**WHAT THE EXERCISE ASKS:**
Copy each line containing the word "conditions" from the records that follow, please.

START DATA TO PROCESS

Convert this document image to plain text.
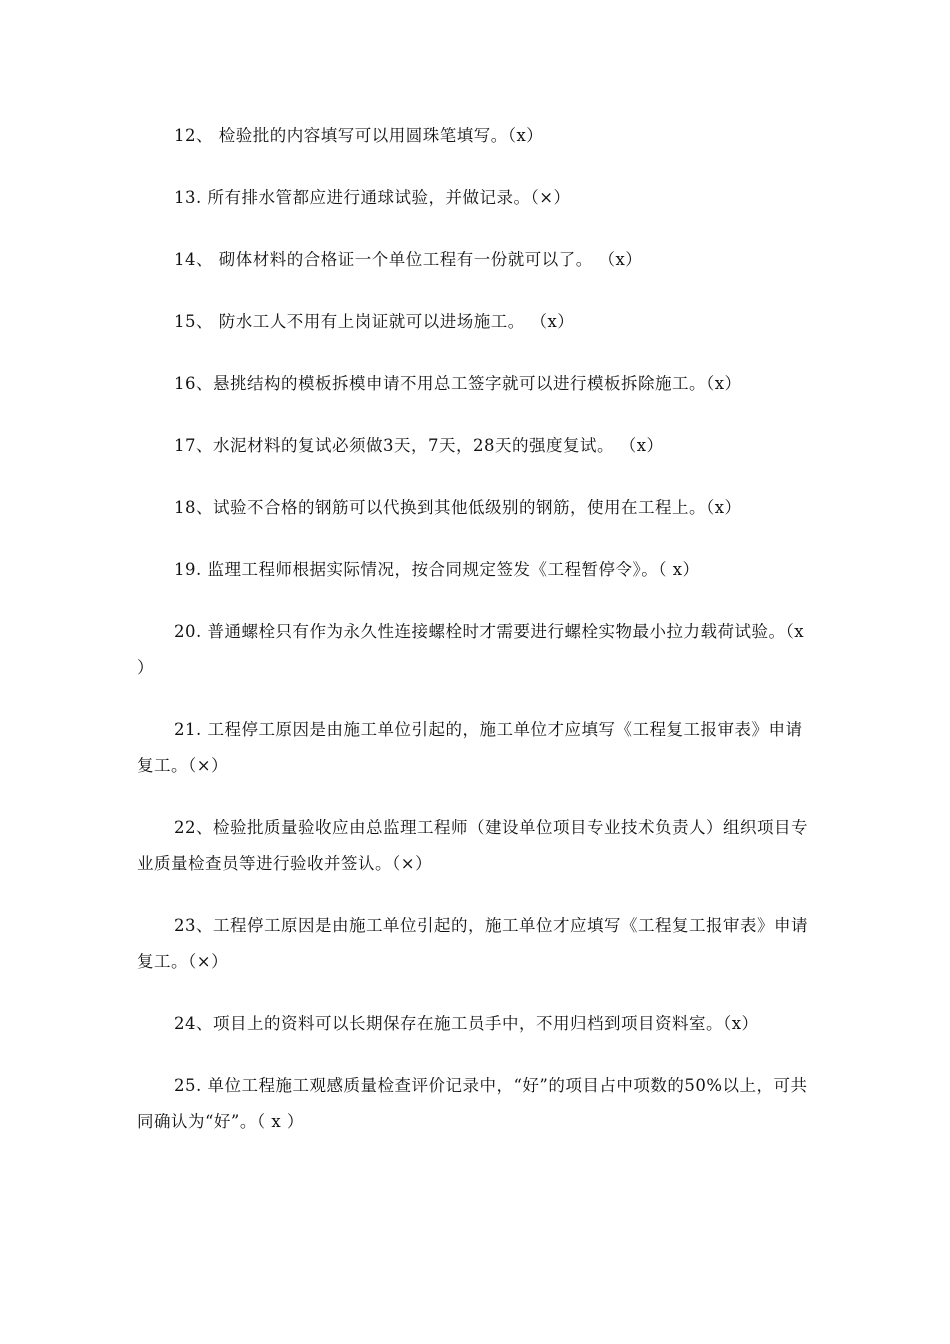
12、 检验批的内容填写可以用圆珠笔填写。（x）

13. 所有排水管都应进行通球试验，并做记录。（×）

14、 砌体材料的合格证一个单位工程有一份就可以了。 （x）

15、 防水工人不用有上岗证就可以进场施工。 （x）

16、悬挑结构的模板拆模申请不用总工签字就可以进行模板拆除施工。（x）

17、水泥材料的复试必须做3天，7天，28天的强度复试。 （x）

18、试验不合格的钢筋可以代换到其他低级别的钢筋，使用在工程上。（x）

19. 监理工程师根据实际情况，按合同规定签发《工程暂停令》。（ x）

20. 普通螺栓只有作为永久性连接螺栓时才需要进行螺栓实物最小拉力载荷试验。（x ）

21. 工程停工原因是由施工单位引起的，施工单位才应填写《工程复工报审表》申请复工。（×）

22、检验批质量验收应由总监理工程师（建设单位项目专业技术负责人）组织项目专业质量检查员等进行验收并签认。（×）

23、工程停工原因是由施工单位引起的，施工单位才应填写《工程复工报审表》申请复工。（×）

24、项目上的资料可以长期保存在施工员手中，不用归档到项目资料室。（x）

25. 单位工程施工观感质量检查评价记录中，“好”的项目占中项数的50%以上，可共同确认为“好”。（ x ）
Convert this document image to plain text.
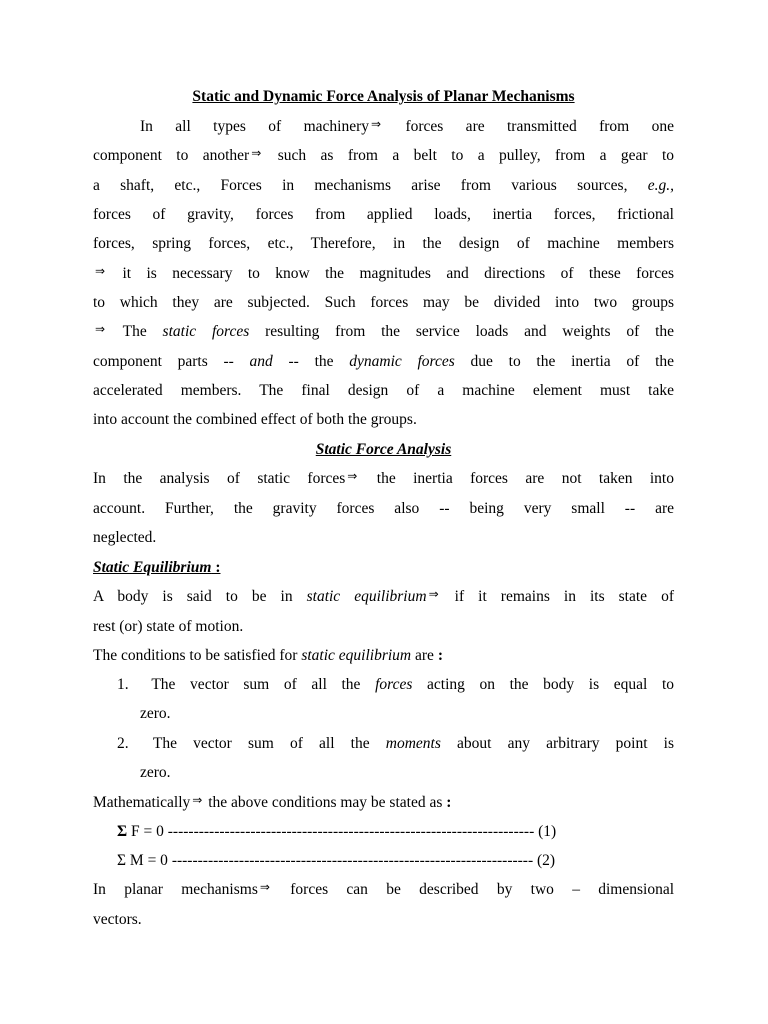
Static and Dynamic Force Analysis of Planar Mechanisms
In all types of machinery ⇒ forces are transmitted from one
component to another ⇒ such as from a belt to a pulley, from a gear to
a shaft, etc., Forces in mechanisms arise from various sources, e.g.,
forces of gravity, forces from applied loads, inertia forces, frictional
forces, spring forces, etc., Therefore, in the design of machine members
⇒ it is necessary to know the magnitudes and directions of these forces
to which they are subjected. Such forces may be divided into two groups
⇒ The static forces resulting from the service loads and weights of the
component parts -- and -- the dynamic forces due to the inertia of the
accelerated members. The final design of a machine element must take
into account the combined effect of both the groups.
Static Force Analysis
In the analysis of static forces ⇒ the inertia forces are not taken into
account. Further, the gravity forces also -- being very small -- are
neglected.
Static Equilibrium :
A body is said to be in static equilibrium ⇒ if it remains in its state of
rest (or) state of motion.
The conditions to be satisfied for static equilibrium are :
1. The vector sum of all the forces acting on the body is equal to
zero.
2. The vector sum of all the moments about any arbitrary point is
zero.
Mathematically ⇒ the above conditions may be stated as :
Σ F = 0 ----------------------------------------------------------------------- (1)
Σ M = 0 ---------------------------------------------------------------------- (2)
In planar mechanisms ⇒ forces can be described by two – dimensional
vectors.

END DATA TO PROCESS

**RESULT OF THIS TASK:**
The conditions to be satisfied for static equilibrium are :
Mathematically ⇒ the above conditions may be stated as :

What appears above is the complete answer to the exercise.